Problem to work on
Look through the listing below, find every line with the string "Mark", and copy it.

══════

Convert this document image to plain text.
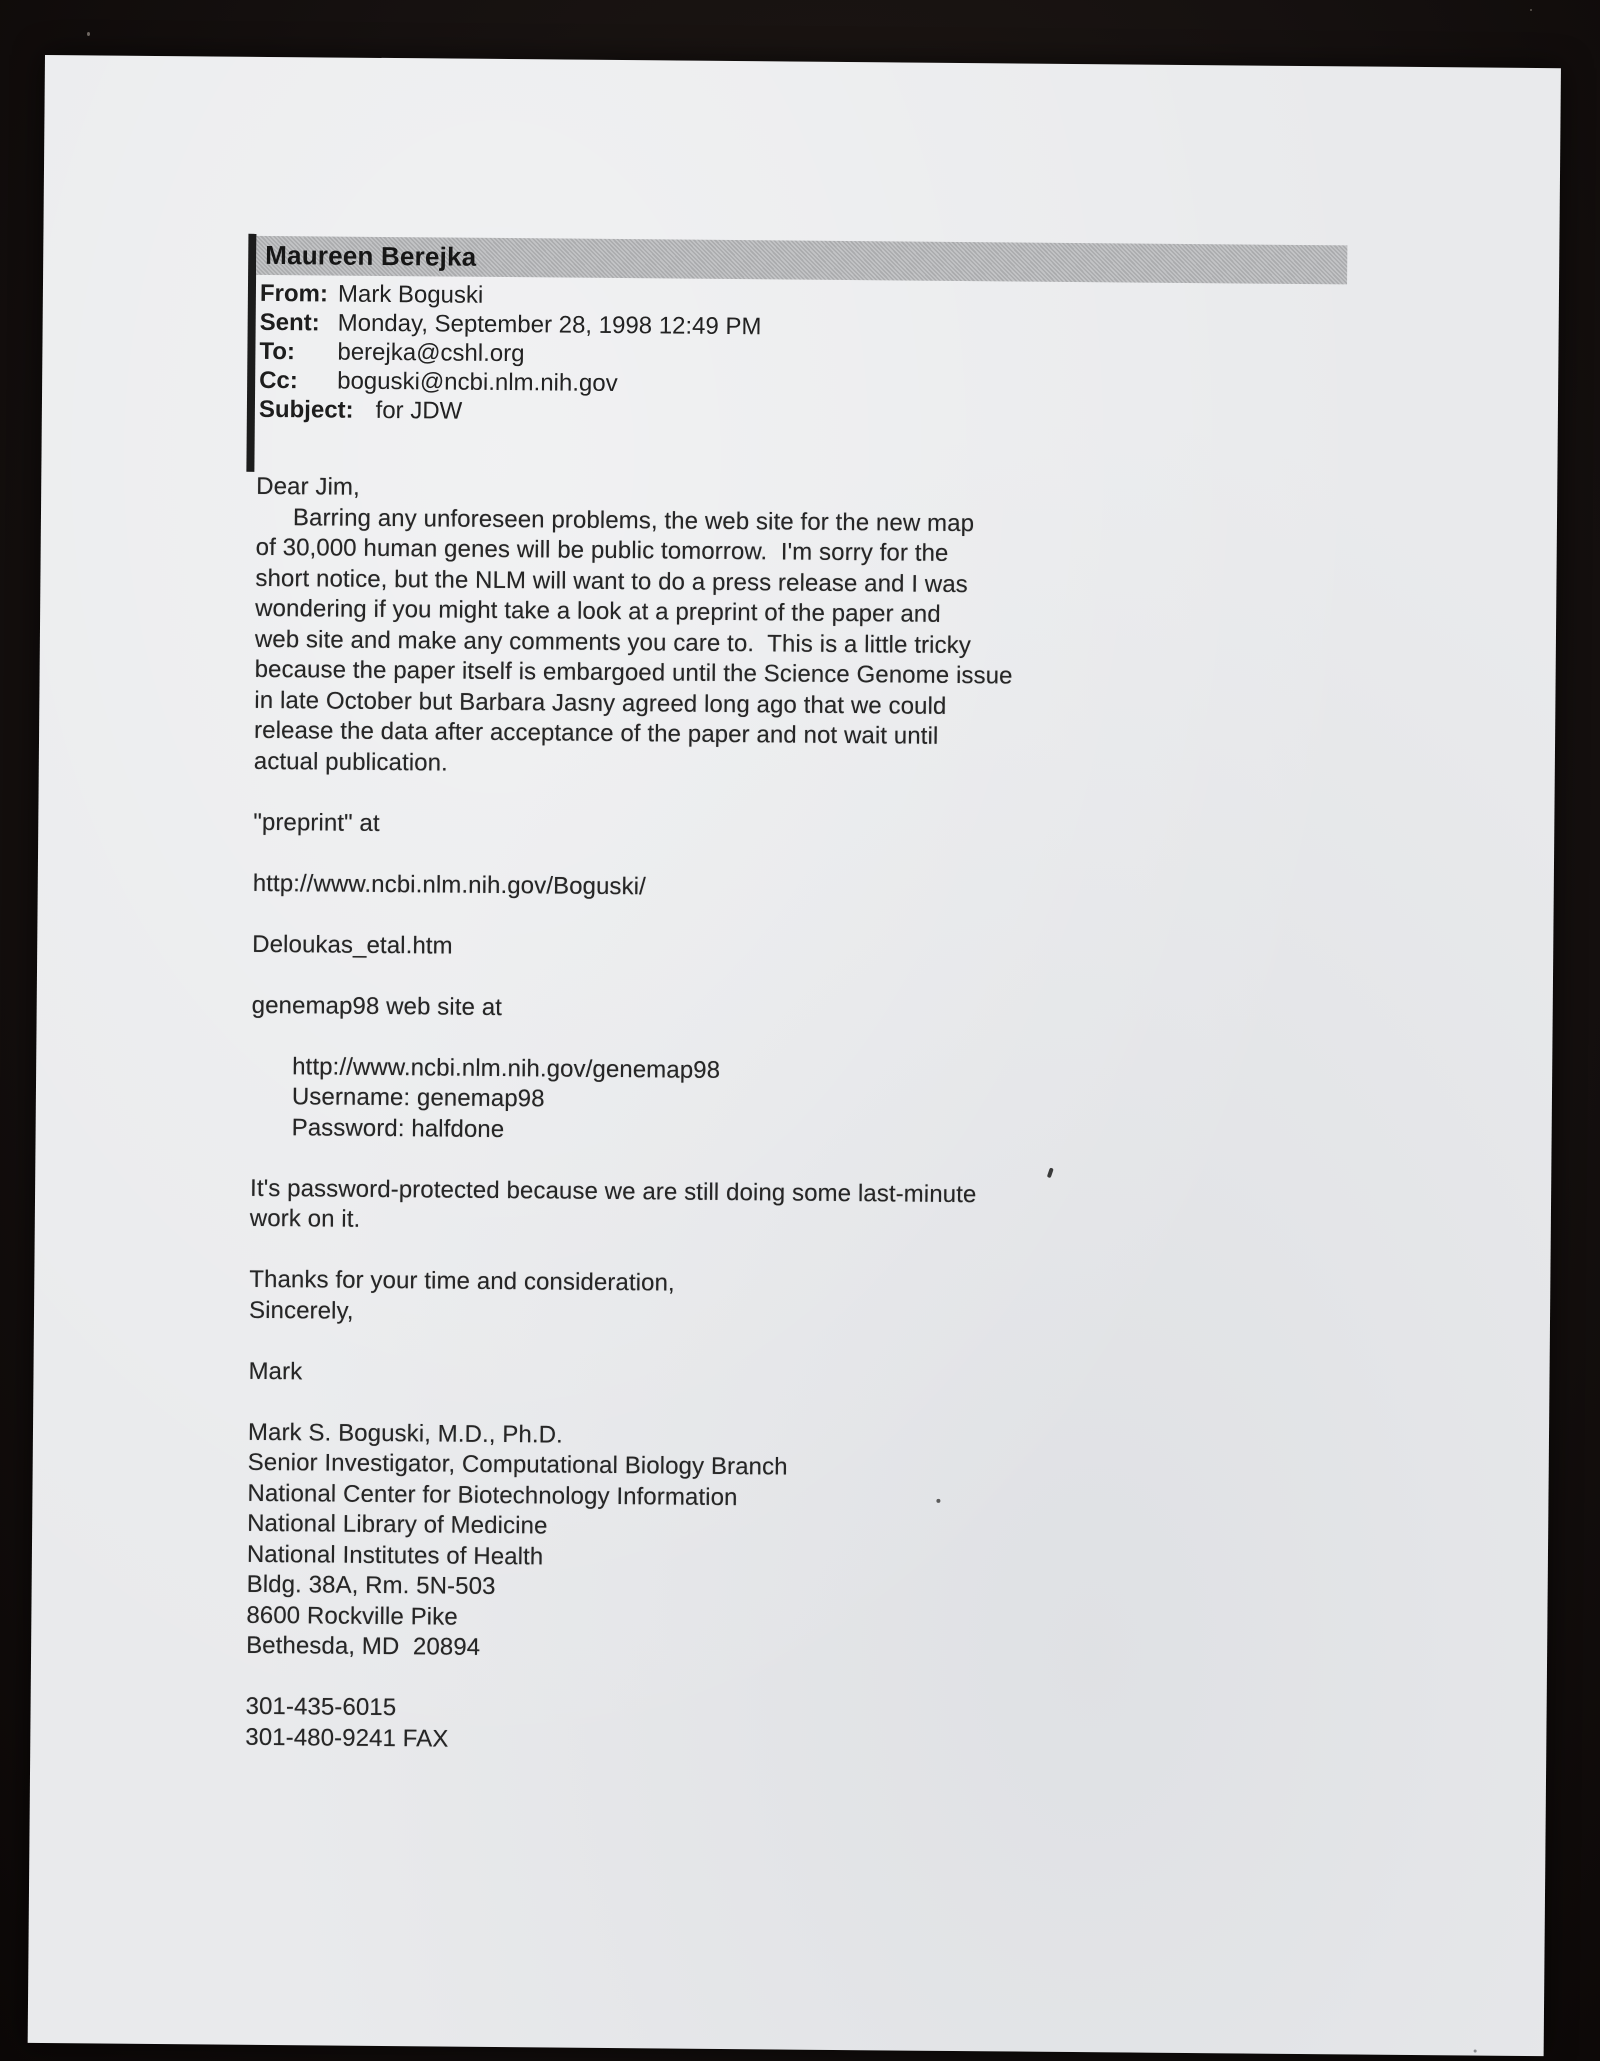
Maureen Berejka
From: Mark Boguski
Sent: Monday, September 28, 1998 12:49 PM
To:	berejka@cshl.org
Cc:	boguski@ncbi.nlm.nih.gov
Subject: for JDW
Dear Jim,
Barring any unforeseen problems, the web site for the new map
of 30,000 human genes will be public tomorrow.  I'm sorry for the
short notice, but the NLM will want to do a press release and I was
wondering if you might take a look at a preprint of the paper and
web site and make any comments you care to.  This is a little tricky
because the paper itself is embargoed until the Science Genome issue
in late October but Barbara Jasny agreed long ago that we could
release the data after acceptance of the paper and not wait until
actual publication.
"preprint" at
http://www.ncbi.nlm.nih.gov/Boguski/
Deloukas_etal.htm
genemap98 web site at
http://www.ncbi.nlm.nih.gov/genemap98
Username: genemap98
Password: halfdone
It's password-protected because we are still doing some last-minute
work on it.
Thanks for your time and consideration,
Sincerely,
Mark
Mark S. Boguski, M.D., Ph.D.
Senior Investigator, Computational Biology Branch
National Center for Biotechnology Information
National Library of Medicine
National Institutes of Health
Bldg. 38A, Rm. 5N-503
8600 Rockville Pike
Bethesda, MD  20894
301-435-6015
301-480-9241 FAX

══════

Answer section
From: Mark Boguski
Mark
Mark S. Boguski, M.D., Ph.D.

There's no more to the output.